Figure collection entries:
--- Begin ---
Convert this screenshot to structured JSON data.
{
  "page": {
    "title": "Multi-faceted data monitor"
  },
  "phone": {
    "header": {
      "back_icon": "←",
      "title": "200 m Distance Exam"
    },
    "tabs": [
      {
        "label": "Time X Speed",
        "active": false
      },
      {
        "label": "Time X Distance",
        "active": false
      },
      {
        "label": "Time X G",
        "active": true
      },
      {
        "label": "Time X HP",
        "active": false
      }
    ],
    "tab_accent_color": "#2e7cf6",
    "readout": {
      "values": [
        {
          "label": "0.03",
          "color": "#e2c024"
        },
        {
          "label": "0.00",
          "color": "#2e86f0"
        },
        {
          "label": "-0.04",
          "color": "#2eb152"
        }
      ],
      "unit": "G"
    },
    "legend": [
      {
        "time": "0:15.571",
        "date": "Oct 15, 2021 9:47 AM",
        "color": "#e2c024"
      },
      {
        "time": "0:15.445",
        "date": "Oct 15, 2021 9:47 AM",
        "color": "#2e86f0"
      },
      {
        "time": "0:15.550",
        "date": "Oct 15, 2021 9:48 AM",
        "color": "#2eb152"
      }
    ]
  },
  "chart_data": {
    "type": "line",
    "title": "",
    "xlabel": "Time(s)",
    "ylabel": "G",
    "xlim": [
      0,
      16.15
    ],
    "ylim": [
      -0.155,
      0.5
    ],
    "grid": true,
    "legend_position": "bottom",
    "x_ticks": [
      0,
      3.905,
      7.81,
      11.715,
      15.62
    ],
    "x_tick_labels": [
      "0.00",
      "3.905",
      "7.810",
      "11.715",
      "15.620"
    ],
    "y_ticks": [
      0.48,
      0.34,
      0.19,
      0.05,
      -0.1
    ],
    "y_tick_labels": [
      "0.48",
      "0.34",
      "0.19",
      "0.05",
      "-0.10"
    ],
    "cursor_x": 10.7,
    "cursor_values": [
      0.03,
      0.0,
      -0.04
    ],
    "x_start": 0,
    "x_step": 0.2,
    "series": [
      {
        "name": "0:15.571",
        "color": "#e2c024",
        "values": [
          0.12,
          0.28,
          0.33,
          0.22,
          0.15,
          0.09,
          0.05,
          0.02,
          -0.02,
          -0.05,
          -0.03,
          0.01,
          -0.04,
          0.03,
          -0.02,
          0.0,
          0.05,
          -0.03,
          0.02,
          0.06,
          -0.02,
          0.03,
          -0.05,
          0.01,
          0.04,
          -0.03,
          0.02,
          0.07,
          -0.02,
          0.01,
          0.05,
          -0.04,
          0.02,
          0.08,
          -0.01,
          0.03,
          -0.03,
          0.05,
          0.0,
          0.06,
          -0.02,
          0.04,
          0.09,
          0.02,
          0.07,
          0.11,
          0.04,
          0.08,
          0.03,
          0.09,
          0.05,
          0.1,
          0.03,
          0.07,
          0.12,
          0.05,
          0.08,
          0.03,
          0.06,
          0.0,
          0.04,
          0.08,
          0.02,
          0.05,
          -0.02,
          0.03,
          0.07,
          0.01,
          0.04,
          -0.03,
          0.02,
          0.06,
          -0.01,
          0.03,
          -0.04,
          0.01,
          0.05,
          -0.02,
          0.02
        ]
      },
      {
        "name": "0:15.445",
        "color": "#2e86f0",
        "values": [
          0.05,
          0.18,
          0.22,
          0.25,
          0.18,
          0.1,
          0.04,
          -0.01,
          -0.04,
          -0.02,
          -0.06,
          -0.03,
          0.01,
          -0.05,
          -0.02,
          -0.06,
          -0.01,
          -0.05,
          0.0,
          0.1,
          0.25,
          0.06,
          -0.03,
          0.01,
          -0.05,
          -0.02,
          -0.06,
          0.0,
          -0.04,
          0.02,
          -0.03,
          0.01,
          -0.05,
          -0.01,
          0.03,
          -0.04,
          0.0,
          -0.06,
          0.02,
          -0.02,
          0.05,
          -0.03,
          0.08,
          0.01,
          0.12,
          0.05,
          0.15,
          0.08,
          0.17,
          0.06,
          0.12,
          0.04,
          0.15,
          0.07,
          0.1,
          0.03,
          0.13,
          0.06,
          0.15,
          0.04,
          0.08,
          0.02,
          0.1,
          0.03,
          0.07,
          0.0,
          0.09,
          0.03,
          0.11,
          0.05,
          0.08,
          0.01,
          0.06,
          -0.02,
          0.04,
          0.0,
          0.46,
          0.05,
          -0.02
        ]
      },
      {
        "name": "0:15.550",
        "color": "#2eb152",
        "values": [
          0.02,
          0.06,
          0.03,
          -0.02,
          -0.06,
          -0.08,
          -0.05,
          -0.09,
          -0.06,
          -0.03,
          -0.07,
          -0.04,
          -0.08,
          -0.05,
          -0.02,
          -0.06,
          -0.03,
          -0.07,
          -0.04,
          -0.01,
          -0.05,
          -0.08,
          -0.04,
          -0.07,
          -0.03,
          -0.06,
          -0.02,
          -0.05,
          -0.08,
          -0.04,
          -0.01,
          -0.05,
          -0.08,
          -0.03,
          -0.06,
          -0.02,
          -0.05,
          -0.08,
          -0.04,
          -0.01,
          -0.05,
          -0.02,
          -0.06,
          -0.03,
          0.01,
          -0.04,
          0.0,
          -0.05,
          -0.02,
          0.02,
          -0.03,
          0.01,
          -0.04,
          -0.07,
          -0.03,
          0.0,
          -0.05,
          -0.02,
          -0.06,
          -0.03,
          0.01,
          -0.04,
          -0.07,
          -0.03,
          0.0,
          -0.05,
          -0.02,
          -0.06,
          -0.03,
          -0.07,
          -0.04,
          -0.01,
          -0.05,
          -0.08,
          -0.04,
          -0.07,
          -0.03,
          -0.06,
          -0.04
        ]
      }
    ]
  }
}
--- End ---
TASK GOAL:
Take the listing above and set it down exactly.

ANSWER TO THIS TASK:
Convert this screenshot to structured JSON data.
{
  "page": {
    "title": "Multi-faceted data monitor"
  },
  "phone": {
    "header": {
      "back_icon": "←",
      "title": "200 m Distance Exam"
    },
    "tabs": [
      {
        "label": "Time X Speed",
        "active": false
      },
      {
        "label": "Time X Distance",
        "active": false
      },
      {
        "label": "Time X G",
        "active": true
      },
      {
        "label": "Time X HP",
        "active": false
      }
    ],
    "tab_accent_color": "#2e7cf6",
    "readout": {
      "values": [
        {
          "label": "0.03",
          "color": "#e2c024"
        },
        {
          "label": "0.00",
          "color": "#2e86f0"
        },
        {
          "label": "-0.04",
          "color": "#2eb152"
        }
      ],
      "unit": "G"
    },
    "legend": [
      {
        "time": "0:15.571",
        "date": "Oct 15, 2021 9:47 AM",
        "color": "#e2c024"
      },
      {
        "time": "0:15.445",
        "date": "Oct 15, 2021 9:47 AM",
        "color": "#2e86f0"
      },
      {
        "time": "0:15.550",
        "date": "Oct 15, 2021 9:48 AM",
        "color": "#2eb152"
      }
    ]
  },
  "chart_data": {
    "type": "line",
    "title": "",
    "xlabel": "Time(s)",
    "ylabel": "G",
    "xlim": [
      0,
      16.15
    ],
    "ylim": [
      -0.155,
      0.5
    ],
    "grid": true,
    "legend_position": "bottom",
    "x_ticks": [
      0,
      3.905,
      7.81,
      11.715,
      15.62
    ],
    "x_tick_labels": [
      "0.00",
      "3.905",
      "7.810",
      "11.715",
      "15.620"
    ],
    "y_ticks": [
      0.48,
      0.34,
      0.19,
      0.05,
      -0.1
    ],
    "y_tick_labels": [
      "0.48",
      "0.34",
      "0.19",
      "0.05",
      "-0.10"
    ],
    "cursor_x": 10.7,
    "cursor_values": [
      0.03,
      0.0,
      -0.04
    ],
    "x_start": 0,
    "x_step": 0.2,
    "series": [
      {
        "name": "0:15.571",
        "color": "#e2c024",
        "values": [
          0.12,
          0.28,
          0.33,
          0.22,
          0.15,
          0.09,
          0.05,
          0.02,
          -0.02,
          -0.05,
          -0.03,
          0.01,
          -0.04,
          0.03,
          -0.02,
          0.0,
          0.05,
          -0.03,
          0.02,
          0.06,
          -0.02,
          0.03,
          -0.05,
          0.01,
          0.04,
          -0.03,
          0.02,
          0.07,
          -0.02,
          0.01,
          0.05,
          -0.04,
          0.02,
          0.08,
          -0.01,
          0.03,
          -0.03,
          0.05,
          0.0,
          0.06,
          -0.02,
          0.04,
          0.09,
          0.02,
          0.07,
          0.11,
          0.04,
          0.08,
          0.03,
          0.09,
          0.05,
          0.1,
          0.03,
          0.07,
          0.12,
          0.05,
          0.08,
          0.03,
          0.06,
          0.0,
          0.04,
          0.08,
          0.02,
          0.05,
          -0.02,
          0.03,
          0.07,
          0.01,
          0.04,
          -0.03,
          0.02,
          0.06,
          -0.01,
          0.03,
          -0.04,
          0.01,
          0.05,
          -0.02,
          0.02
        ]
      },
      {
        "name": "0:15.445",
        "color": "#2e86f0",
        "values": [
          0.05,
          0.18,
          0.22,
          0.25,
          0.18,
          0.1,
          0.04,
          -0.01,
          -0.04,
          -0.02,
          -0.06,
          -0.03,
          0.01,
          -0.05,
          -0.02,
          -0.06,
          -0.01,
          -0.05,
          0.0,
          0.1,
          0.25,
          0.06,
          -0.03,
          0.01,
          -0.05,
          -0.02,
          -0.06,
          0.0,
          -0.04,
          0.02,
          -0.03,
          0.01,
          -0.05,
          -0.01,
          0.03,
          -0.04,
          0.0,
          -0.06,
          0.02,
          -0.02,
          0.05,
          -0.03,
          0.08,
          0.01,
          0.12,
          0.05,
          0.15,
          0.08,
          0.17,
          0.06,
          0.12,
          0.04,
          0.15,
          0.07,
          0.1,
          0.03,
          0.13,
          0.06,
          0.15,
          0.04,
          0.08,
          0.02,
          0.1,
          0.03,
          0.07,
          0.0,
          0.09,
          0.03,
          0.11,
          0.05,
          0.08,
          0.01,
          0.06,
          -0.02,
          0.04,
          0.0,
          0.46,
          0.05,
          -0.02
        ]
      },
      {
        "name": "0:15.550",
        "color": "#2eb152",
        "values": [
          0.02,
          0.06,
          0.03,
          -0.02,
          -0.06,
          -0.08,
          -0.05,
          -0.09,
          -0.06,
          -0.03,
          -0.07,
          -0.04,
          -0.08,
          -0.05,
          -0.02,
          -0.06,
          -0.03,
          -0.07,
          -0.04,
          -0.01,
          -0.05,
          -0.08,
          -0.04,
          -0.07,
          -0.03,
          -0.06,
          -0.02,
          -0.05,
          -0.08,
          -0.04,
          -0.01,
          -0.05,
          -0.08,
          -0.03,
          -0.06,
          -0.02,
          -0.05,
          -0.08,
          -0.04,
          -0.01,
          -0.05,
          -0.02,
          -0.06,
          -0.03,
          0.01,
          -0.04,
          0.0,
          -0.05,
          -0.02,
          0.02,
          -0.03,
          0.01,
          -0.04,
          -0.07,
          -0.03,
          0.0,
          -0.05,
          -0.02,
          -0.06,
          -0.03,
          0.01,
          -0.04,
          -0.07,
          -0.03,
          0.0,
          -0.05,
          -0.02,
          -0.06,
          -0.03,
          -0.07,
          -0.04,
          -0.01,
          -0.05,
          -0.08,
          -0.04,
          -0.07,
          -0.03,
          -0.06,
          -0.04
        ]
      }
    ]
  }
}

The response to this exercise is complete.